* [EXERCISE DESCRIPTION]: Determine the number of lines in the data that include the word "nehmen", and write only that number.
--- DATA ---
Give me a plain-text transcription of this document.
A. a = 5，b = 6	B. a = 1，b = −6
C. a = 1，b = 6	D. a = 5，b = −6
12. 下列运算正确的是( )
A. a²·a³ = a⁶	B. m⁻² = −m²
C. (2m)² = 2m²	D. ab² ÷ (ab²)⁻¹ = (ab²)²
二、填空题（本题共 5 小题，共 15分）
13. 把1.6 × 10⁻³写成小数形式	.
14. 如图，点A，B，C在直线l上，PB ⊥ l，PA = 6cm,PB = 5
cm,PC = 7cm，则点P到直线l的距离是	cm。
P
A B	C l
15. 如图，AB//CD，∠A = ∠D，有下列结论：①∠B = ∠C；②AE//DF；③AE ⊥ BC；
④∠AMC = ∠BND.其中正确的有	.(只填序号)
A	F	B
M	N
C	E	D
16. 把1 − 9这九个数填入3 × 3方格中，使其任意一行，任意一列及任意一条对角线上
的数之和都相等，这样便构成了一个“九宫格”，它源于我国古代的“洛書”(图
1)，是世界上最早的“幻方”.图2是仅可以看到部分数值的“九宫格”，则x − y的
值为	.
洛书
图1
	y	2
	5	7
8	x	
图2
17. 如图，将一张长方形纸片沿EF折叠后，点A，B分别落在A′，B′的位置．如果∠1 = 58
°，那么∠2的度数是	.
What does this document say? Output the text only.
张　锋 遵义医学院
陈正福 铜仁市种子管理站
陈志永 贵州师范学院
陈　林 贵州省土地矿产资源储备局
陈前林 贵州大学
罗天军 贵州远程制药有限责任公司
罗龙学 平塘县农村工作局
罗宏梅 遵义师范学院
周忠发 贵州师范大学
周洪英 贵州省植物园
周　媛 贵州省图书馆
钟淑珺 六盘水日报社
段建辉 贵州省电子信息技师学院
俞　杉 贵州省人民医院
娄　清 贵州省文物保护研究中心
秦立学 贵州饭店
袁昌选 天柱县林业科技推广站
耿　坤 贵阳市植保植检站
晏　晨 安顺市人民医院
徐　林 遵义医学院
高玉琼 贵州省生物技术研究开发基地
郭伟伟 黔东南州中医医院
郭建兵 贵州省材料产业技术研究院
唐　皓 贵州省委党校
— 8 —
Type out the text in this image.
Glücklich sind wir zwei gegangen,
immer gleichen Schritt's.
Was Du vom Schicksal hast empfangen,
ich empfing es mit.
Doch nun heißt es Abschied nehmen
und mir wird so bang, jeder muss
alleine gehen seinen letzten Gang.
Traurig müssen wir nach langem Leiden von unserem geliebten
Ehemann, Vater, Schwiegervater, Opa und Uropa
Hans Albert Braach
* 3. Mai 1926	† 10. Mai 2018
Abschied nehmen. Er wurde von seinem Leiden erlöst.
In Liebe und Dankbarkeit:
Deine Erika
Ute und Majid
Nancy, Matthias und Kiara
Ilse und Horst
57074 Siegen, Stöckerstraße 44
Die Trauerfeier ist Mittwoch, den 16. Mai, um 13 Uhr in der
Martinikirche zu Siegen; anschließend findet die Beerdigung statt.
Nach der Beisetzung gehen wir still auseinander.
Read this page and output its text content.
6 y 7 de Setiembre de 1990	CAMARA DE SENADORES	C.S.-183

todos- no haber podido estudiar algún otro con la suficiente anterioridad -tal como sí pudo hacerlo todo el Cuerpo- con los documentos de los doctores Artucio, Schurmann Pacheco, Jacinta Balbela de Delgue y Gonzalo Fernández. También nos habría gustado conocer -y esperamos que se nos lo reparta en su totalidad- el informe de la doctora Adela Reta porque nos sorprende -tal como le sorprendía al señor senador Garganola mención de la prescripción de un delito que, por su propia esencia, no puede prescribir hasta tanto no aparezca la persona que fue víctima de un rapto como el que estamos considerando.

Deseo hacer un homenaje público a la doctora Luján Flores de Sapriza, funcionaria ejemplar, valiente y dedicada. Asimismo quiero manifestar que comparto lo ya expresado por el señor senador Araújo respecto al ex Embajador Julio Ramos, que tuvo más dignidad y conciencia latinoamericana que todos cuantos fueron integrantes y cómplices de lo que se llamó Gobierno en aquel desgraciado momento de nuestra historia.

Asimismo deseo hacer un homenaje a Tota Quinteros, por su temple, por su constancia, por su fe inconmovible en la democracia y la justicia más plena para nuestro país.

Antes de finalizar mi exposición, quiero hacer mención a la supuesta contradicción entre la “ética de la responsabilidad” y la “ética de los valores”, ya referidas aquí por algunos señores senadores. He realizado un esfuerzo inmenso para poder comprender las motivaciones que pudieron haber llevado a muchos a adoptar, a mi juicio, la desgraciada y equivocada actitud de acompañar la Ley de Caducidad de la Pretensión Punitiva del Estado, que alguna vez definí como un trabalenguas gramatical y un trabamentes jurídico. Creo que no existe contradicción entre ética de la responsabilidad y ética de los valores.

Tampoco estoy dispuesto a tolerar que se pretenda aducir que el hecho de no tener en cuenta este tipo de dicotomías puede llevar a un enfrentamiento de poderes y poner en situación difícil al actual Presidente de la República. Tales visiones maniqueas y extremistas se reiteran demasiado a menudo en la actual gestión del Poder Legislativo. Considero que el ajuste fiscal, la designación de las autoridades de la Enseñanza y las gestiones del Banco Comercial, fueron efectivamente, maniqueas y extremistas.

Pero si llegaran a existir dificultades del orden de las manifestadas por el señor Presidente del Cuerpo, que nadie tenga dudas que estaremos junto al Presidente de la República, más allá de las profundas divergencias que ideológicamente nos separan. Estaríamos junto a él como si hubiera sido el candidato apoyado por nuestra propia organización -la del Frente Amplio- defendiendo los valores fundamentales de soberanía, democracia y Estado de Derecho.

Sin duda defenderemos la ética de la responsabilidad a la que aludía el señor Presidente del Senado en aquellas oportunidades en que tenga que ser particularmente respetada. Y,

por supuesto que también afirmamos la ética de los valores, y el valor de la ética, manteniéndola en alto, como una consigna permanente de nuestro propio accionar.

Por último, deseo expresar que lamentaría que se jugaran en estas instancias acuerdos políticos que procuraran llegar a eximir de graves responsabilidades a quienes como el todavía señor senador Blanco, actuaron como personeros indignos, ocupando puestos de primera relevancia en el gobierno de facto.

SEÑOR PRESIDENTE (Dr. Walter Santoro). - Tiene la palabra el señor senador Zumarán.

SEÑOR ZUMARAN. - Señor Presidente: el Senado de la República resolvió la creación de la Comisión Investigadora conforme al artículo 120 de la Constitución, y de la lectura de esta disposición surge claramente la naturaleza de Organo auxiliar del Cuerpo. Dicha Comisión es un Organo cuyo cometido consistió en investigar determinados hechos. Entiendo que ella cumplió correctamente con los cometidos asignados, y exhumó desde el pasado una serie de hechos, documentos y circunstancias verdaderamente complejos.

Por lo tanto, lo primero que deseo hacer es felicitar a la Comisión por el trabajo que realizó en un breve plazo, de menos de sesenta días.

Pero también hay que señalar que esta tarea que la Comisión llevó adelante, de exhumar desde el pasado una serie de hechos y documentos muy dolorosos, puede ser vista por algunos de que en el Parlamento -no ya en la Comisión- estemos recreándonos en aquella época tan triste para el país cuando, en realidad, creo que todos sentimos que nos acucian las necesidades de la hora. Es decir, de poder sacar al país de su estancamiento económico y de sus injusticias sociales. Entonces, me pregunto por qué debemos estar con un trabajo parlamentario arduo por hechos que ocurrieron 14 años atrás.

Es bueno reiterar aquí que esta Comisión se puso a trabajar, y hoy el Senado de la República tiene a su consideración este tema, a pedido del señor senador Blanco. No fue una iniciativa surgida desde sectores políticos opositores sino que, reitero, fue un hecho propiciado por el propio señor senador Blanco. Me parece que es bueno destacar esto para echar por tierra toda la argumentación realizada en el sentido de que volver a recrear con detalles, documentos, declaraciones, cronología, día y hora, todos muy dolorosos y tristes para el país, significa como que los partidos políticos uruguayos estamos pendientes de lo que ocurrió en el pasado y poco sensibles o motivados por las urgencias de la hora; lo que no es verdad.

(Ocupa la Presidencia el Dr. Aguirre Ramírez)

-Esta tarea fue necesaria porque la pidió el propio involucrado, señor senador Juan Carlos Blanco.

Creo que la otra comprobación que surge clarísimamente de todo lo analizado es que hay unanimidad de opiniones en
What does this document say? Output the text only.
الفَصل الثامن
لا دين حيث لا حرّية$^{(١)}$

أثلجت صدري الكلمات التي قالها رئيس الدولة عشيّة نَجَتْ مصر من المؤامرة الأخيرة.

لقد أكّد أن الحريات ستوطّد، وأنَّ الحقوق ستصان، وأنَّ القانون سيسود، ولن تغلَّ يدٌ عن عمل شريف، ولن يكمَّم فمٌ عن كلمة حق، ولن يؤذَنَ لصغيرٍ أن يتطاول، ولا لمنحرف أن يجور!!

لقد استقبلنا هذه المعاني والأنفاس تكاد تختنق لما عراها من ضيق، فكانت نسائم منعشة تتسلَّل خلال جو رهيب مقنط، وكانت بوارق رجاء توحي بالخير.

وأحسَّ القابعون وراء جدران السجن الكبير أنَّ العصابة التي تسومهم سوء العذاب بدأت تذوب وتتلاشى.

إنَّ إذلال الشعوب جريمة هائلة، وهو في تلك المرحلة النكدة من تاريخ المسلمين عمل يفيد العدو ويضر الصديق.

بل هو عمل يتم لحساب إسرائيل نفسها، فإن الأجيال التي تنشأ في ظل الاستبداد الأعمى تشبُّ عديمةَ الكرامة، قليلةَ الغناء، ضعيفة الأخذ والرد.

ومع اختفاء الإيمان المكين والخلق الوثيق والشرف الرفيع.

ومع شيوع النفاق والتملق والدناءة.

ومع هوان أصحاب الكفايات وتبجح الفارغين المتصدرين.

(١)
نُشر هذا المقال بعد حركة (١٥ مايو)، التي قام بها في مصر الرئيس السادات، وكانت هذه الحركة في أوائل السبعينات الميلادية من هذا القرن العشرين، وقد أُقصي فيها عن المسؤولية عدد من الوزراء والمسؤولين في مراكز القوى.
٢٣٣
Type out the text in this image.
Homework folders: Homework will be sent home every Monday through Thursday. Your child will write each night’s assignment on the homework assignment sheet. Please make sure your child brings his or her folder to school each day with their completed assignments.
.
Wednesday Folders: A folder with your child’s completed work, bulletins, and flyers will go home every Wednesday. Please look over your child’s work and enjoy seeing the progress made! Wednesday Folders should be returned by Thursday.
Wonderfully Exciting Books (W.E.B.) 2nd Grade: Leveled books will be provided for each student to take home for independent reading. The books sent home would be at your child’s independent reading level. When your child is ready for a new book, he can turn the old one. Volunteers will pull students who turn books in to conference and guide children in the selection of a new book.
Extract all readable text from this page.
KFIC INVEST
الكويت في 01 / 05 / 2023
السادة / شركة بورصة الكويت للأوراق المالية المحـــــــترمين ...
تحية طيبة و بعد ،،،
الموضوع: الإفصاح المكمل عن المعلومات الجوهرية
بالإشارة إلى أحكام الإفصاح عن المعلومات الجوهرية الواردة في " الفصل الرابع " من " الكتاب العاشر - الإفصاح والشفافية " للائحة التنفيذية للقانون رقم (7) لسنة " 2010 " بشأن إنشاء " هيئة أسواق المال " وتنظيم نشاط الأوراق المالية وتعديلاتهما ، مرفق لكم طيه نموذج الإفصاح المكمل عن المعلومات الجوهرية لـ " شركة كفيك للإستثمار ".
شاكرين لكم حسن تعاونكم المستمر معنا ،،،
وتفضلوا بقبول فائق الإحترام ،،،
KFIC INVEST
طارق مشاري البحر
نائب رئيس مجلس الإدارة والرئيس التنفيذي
---
* [SOLUTION TO THE EXERCISE]: 2